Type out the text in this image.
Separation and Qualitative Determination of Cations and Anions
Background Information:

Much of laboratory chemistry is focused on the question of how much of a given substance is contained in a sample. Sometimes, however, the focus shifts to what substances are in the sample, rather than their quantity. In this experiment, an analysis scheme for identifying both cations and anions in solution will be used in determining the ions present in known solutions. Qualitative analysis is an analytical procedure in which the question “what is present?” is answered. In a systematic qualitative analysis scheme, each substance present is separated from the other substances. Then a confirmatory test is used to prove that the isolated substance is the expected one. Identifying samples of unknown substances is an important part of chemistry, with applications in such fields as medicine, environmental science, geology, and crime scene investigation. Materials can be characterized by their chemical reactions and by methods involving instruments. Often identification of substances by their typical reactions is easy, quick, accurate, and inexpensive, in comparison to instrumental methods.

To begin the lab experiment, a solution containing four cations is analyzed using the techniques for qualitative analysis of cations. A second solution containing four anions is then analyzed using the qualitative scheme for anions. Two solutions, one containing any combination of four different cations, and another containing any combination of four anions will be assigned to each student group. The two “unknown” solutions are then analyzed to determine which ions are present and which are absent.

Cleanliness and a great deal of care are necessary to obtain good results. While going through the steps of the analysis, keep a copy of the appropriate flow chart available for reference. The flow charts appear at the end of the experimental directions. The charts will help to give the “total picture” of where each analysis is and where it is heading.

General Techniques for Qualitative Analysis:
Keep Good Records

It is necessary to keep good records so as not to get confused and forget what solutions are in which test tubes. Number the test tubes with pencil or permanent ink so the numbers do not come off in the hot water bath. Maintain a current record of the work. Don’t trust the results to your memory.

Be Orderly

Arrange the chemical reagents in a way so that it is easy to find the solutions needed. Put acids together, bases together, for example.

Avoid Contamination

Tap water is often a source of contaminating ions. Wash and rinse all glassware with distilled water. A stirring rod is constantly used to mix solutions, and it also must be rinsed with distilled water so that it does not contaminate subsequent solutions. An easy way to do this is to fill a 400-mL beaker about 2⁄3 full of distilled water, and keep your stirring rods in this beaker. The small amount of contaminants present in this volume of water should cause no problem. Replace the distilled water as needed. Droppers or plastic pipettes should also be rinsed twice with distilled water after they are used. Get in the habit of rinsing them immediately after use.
-------------------------
What is being asked -
Using the listing, collect all lines in which the string "results" is found.

Output for this exercise -
Cleanliness and a great deal of care are necessary to obtain good results. While going through the steps of the analysis, keep a copy of the appropriate flow chart available for reference. The flow charts appear at the end of the experimental directions. The charts will help to give the “total picture” of where each analysis is and where it is heading.
It is necessary to keep good records so as not to get confused and forget what solutions are in which test tubes. Number the test tubes with pencil or permanent ink so the numbers do not come off in the hot water bath. Maintain a current record of the work. Don’t trust the results to your memory.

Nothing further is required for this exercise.